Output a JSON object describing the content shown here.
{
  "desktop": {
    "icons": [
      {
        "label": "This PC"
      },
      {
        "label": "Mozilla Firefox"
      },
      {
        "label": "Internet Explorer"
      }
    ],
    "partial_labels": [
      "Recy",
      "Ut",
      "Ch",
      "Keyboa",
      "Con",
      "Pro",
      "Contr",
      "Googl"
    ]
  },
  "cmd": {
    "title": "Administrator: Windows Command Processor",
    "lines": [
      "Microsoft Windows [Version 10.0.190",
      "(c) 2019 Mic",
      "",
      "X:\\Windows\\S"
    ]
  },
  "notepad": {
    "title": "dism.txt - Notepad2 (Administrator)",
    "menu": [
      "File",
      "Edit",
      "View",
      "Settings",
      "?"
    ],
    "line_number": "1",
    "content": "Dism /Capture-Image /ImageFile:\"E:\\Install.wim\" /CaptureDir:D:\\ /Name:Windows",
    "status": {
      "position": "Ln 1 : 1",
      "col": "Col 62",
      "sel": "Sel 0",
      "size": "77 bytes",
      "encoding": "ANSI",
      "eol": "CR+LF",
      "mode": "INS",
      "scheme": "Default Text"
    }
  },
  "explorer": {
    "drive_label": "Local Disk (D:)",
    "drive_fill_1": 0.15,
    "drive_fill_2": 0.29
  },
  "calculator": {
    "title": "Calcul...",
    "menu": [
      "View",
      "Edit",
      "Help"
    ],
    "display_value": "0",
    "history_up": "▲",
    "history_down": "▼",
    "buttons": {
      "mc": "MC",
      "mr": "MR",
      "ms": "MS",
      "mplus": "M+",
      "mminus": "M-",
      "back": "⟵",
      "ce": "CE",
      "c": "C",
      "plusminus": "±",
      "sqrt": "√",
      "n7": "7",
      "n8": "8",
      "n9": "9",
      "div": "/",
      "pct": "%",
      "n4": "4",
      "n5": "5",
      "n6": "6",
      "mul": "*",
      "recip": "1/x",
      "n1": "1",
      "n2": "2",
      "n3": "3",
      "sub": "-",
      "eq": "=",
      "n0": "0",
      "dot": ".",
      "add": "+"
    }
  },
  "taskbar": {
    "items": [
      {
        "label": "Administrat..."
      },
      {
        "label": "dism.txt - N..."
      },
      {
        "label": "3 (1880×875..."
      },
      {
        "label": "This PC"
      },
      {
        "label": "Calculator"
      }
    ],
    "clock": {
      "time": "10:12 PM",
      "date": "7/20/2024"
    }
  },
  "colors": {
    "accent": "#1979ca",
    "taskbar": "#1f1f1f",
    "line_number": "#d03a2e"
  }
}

→ **Set task**
Only lines with the word "title" should be collected from the material.

→ **Result of the exercise**
    "title": "Administrator: Windows Command Processor",
    "title": "dism.txt - Notepad2 (Administrator)",
    "title": "Calcul...",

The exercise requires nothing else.